#### Records provided

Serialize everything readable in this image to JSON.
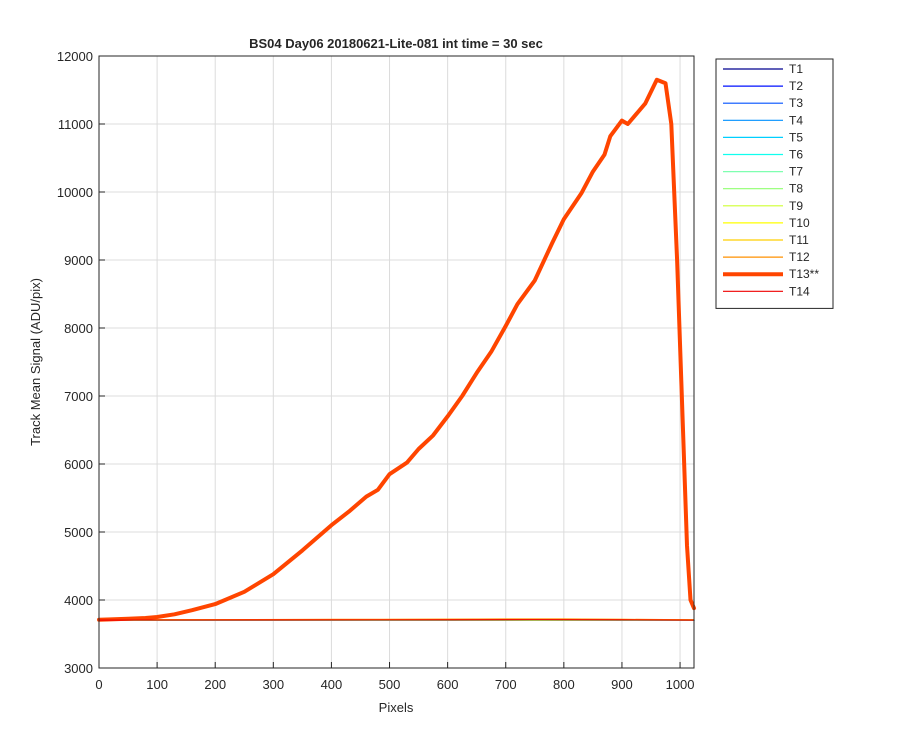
{
  "chart_data": {
    "type": "line",
    "title": "BS04 Day06 20180621-Lite-081 int time = 30 sec",
    "xlabel": "Pixels",
    "ylabel": "Track Mean Signal (ADU/pix)",
    "xlim": [
      0,
      1024
    ],
    "ylim": [
      3000,
      12000
    ],
    "xticks": [
      0,
      100,
      200,
      300,
      400,
      500,
      600,
      700,
      800,
      900,
      1000
    ],
    "yticks": [
      3000,
      4000,
      5000,
      6000,
      7000,
      8000,
      9000,
      10000,
      11000,
      12000
    ],
    "grid": true,
    "legend_position": "outside-top-right",
    "series": [
      {
        "name": "T1",
        "color": "#00008f",
        "width": 1.2,
        "x": [
          0,
          1024
        ],
        "y": [
          3705,
          3705
        ]
      },
      {
        "name": "T2",
        "color": "#0010ff",
        "width": 1.2,
        "x": [
          0,
          1024
        ],
        "y": [
          3705,
          3705
        ]
      },
      {
        "name": "T3",
        "color": "#0050ff",
        "width": 1.2,
        "x": [
          0,
          1024
        ],
        "y": [
          3705,
          3705
        ]
      },
      {
        "name": "T4",
        "color": "#0090ff",
        "width": 1.2,
        "x": [
          0,
          1024
        ],
        "y": [
          3705,
          3705
        ]
      },
      {
        "name": "T5",
        "color": "#00cfff",
        "width": 1.2,
        "x": [
          0,
          1024
        ],
        "y": [
          3705,
          3705
        ]
      },
      {
        "name": "T6",
        "color": "#10ffef",
        "width": 1.2,
        "x": [
          0,
          1024
        ],
        "y": [
          3705,
          3705
        ]
      },
      {
        "name": "T7",
        "color": "#7fffb0",
        "width": 1.2,
        "x": [
          0,
          1024
        ],
        "y": [
          3706,
          3706
        ]
      },
      {
        "name": "T8",
        "color": "#90ff70",
        "width": 1.2,
        "x": [
          0,
          1024
        ],
        "y": [
          3706,
          3706
        ]
      },
      {
        "name": "T9",
        "color": "#cfff30",
        "width": 1.2,
        "x": [
          0,
          1024
        ],
        "y": [
          3706,
          3706
        ]
      },
      {
        "name": "T10",
        "color": "#ffff00",
        "width": 1.2,
        "x": [
          0,
          200,
          400,
          600,
          700,
          800,
          900,
          1024
        ],
        "y": [
          3706,
          3707,
          3708,
          3710,
          3712,
          3712,
          3710,
          3706
        ]
      },
      {
        "name": "T11",
        "color": "#ffcf00",
        "width": 1.2,
        "x": [
          0,
          200,
          400,
          600,
          700,
          800,
          900,
          1024
        ],
        "y": [
          3707,
          3709,
          3711,
          3714,
          3716,
          3716,
          3713,
          3707
        ]
      },
      {
        "name": "T12",
        "color": "#ff9000",
        "width": 1.2,
        "x": [
          0,
          200,
          400,
          600,
          700,
          800,
          900,
          1024
        ],
        "y": [
          3708,
          3711,
          3714,
          3718,
          3720,
          3720,
          3716,
          3708
        ]
      },
      {
        "name": "T13**",
        "color": "#ff4500",
        "width": 4,
        "x": [
          0,
          20,
          50,
          80,
          100,
          130,
          160,
          200,
          250,
          300,
          350,
          400,
          430,
          460,
          480,
          500,
          530,
          550,
          575,
          600,
          625,
          650,
          675,
          700,
          720,
          750,
          780,
          800,
          830,
          850,
          870,
          880,
          900,
          910,
          920,
          940,
          960,
          975,
          985,
          995,
          1005,
          1012,
          1018,
          1024
        ],
        "y": [
          3710,
          3715,
          3725,
          3735,
          3750,
          3790,
          3850,
          3940,
          4120,
          4380,
          4730,
          5100,
          5300,
          5520,
          5620,
          5850,
          6020,
          6220,
          6420,
          6700,
          7000,
          7340,
          7650,
          8030,
          8350,
          8700,
          9250,
          9600,
          9980,
          10300,
          10550,
          10820,
          11050,
          11000,
          11100,
          11300,
          11650,
          11600,
          11000,
          9000,
          6500,
          4800,
          4000,
          3880
        ]
      },
      {
        "name": "T14",
        "color": "#ef0000",
        "width": 1.2,
        "x": [
          0,
          300,
          600,
          750,
          900,
          1024
        ],
        "y": [
          3705,
          3706,
          3708,
          3710,
          3708,
          3705
        ]
      }
    ]
  }
}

#### Short problem
Restate the whole listing above exactly, except for its images.

#### Solution for this task
Serialize everything readable in this image to JSON.
{
  "chart_data": {
    "type": "line",
    "title": "BS04 Day06 20180621-Lite-081 int time = 30 sec",
    "xlabel": "Pixels",
    "ylabel": "Track Mean Signal (ADU/pix)",
    "xlim": [
      0,
      1024
    ],
    "ylim": [
      3000,
      12000
    ],
    "xticks": [
      0,
      100,
      200,
      300,
      400,
      500,
      600,
      700,
      800,
      900,
      1000
    ],
    "yticks": [
      3000,
      4000,
      5000,
      6000,
      7000,
      8000,
      9000,
      10000,
      11000,
      12000
    ],
    "grid": true,
    "legend_position": "outside-top-right",
    "series": [
      {
        "name": "T1",
        "color": "#00008f",
        "width": 1.2,
        "x": [
          0,
          1024
        ],
        "y": [
          3705,
          3705
        ]
      },
      {
        "name": "T2",
        "color": "#0010ff",
        "width": 1.2,
        "x": [
          0,
          1024
        ],
        "y": [
          3705,
          3705
        ]
      },
      {
        "name": "T3",
        "color": "#0050ff",
        "width": 1.2,
        "x": [
          0,
          1024
        ],
        "y": [
          3705,
          3705
        ]
      },
      {
        "name": "T4",
        "color": "#0090ff",
        "width": 1.2,
        "x": [
          0,
          1024
        ],
        "y": [
          3705,
          3705
        ]
      },
      {
        "name": "T5",
        "color": "#00cfff",
        "width": 1.2,
        "x": [
          0,
          1024
        ],
        "y": [
          3705,
          3705
        ]
      },
      {
        "name": "T6",
        "color": "#10ffef",
        "width": 1.2,
        "x": [
          0,
          1024
        ],
        "y": [
          3705,
          3705
        ]
      },
      {
        "name": "T7",
        "color": "#7fffb0",
        "width": 1.2,
        "x": [
          0,
          1024
        ],
        "y": [
          3706,
          3706
        ]
      },
      {
        "name": "T8",
        "color": "#90ff70",
        "width": 1.2,
        "x": [
          0,
          1024
        ],
        "y": [
          3706,
          3706
        ]
      },
      {
        "name": "T9",
        "color": "#cfff30",
        "width": 1.2,
        "x": [
          0,
          1024
        ],
        "y": [
          3706,
          3706
        ]
      },
      {
        "name": "T10",
        "color": "#ffff00",
        "width": 1.2,
        "x": [
          0,
          200,
          400,
          600,
          700,
          800,
          900,
          1024
        ],
        "y": [
          3706,
          3707,
          3708,
          3710,
          3712,
          3712,
          3710,
          3706
        ]
      },
      {
        "name": "T11",
        "color": "#ffcf00",
        "width": 1.2,
        "x": [
          0,
          200,
          400,
          600,
          700,
          800,
          900,
          1024
        ],
        "y": [
          3707,
          3709,
          3711,
          3714,
          3716,
          3716,
          3713,
          3707
        ]
      },
      {
        "name": "T12",
        "color": "#ff9000",
        "width": 1.2,
        "x": [
          0,
          200,
          400,
          600,
          700,
          800,
          900,
          1024
        ],
        "y": [
          3708,
          3711,
          3714,
          3718,
          3720,
          3720,
          3716,
          3708
        ]
      },
      {
        "name": "T13**",
        "color": "#ff4500",
        "width": 4,
        "x": [
          0,
          20,
          50,
          80,
          100,
          130,
          160,
          200,
          250,
          300,
          350,
          400,
          430,
          460,
          480,
          500,
          530,
          550,
          575,
          600,
          625,
          650,
          675,
          700,
          720,
          750,
          780,
          800,
          830,
          850,
          870,
          880,
          900,
          910,
          920,
          940,
          960,
          975,
          985,
          995,
          1005,
          1012,
          1018,
          1024
        ],
        "y": [
          3710,
          3715,
          3725,
          3735,
          3750,
          3790,
          3850,
          3940,
          4120,
          4380,
          4730,
          5100,
          5300,
          5520,
          5620,
          5850,
          6020,
          6220,
          6420,
          6700,
          7000,
          7340,
          7650,
          8030,
          8350,
          8700,
          9250,
          9600,
          9980,
          10300,
          10550,
          10820,
          11050,
          11000,
          11100,
          11300,
          11650,
          11600,
          11000,
          9000,
          6500,
          4800,
          4000,
          3880
        ]
      },
      {
        "name": "T14",
        "color": "#ef0000",
        "width": 1.2,
        "x": [
          0,
          300,
          600,
          750,
          900,
          1024
        ],
        "y": [
          3705,
          3706,
          3708,
          3710,
          3708,
          3705
        ]
      }
    ]
  }
}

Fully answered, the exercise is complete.